Directions: Scan the data below. Pull out each line where "standard" occurs.

Data section:
***
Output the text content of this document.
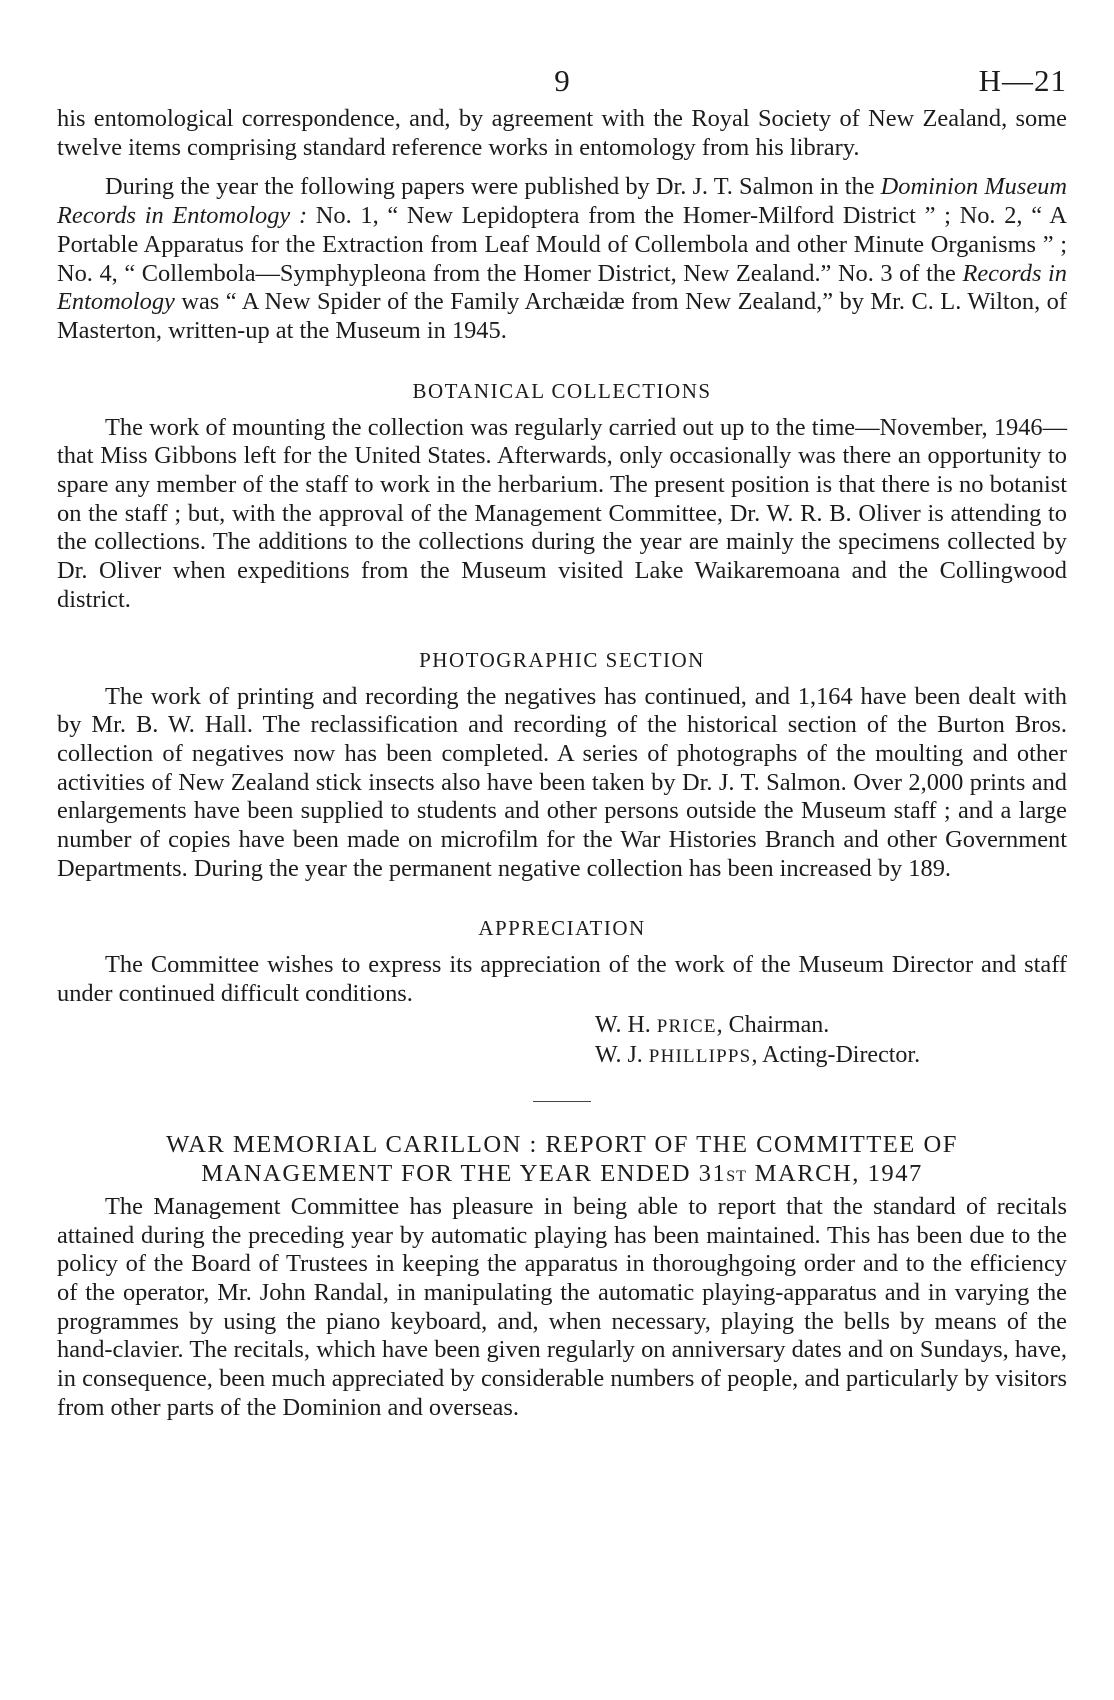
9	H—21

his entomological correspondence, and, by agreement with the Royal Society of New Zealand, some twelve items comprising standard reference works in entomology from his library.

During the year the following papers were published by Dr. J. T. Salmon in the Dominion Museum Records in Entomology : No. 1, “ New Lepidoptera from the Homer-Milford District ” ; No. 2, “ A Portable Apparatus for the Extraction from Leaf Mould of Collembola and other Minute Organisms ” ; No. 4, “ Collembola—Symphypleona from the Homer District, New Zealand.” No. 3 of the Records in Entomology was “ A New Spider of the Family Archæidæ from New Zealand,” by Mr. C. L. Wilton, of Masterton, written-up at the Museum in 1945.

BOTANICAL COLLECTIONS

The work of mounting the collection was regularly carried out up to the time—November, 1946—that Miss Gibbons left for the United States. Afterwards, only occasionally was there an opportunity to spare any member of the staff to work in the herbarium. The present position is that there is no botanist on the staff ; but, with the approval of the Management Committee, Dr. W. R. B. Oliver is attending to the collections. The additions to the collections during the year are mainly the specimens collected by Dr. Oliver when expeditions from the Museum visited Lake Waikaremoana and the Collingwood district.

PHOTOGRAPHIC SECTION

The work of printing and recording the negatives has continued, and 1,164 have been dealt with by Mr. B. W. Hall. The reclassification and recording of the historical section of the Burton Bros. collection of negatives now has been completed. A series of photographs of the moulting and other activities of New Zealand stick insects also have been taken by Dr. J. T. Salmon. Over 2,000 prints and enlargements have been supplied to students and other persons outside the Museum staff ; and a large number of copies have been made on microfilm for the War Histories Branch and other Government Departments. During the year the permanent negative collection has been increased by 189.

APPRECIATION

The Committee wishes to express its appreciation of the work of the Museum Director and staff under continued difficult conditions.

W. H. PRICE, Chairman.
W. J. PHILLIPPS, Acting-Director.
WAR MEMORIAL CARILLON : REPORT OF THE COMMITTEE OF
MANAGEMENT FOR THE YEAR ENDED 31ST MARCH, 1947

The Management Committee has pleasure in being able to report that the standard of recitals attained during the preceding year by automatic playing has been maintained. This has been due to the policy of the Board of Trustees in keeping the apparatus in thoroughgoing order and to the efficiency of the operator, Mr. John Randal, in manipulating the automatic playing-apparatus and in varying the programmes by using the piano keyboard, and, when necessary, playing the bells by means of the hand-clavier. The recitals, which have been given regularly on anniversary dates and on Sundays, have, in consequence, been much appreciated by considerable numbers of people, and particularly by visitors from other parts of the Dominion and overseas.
***
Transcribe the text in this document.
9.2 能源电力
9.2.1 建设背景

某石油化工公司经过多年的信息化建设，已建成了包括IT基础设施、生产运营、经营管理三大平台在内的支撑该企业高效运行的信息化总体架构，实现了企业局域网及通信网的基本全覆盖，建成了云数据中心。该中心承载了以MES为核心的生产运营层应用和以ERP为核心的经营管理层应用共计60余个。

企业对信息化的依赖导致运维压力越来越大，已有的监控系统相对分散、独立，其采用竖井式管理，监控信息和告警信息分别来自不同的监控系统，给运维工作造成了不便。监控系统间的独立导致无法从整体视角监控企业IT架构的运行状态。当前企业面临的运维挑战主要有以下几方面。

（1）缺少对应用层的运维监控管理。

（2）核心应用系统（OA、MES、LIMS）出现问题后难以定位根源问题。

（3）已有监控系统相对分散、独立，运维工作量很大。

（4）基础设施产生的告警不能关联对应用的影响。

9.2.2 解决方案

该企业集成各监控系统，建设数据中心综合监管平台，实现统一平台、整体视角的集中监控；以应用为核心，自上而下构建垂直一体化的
***
Written solution:
his entomological correspondence, and, by agreement with the Royal Society of New Zealand, some twelve items comprising standard reference works in entomology from his library.
The Management Committee has pleasure in being able to report that the standard of recitals attained during the preceding year by automatic playing has been maintained. This has been due to the policy of the Board of Trustees in keeping the apparatus in thoroughgoing order and to the efficiency of the operator, Mr. John Randal, in manipulating the automatic playing-apparatus and in varying the programmes by using the piano keyboard, and, when necessary, playing the bells by means of the hand-clavier. The recitals, which have been given regularly on anniversary dates and on Sundays, have, in consequence, been much appreciated by considerable numbers of people, and particularly by visitors from other parts of the Dominion and overseas.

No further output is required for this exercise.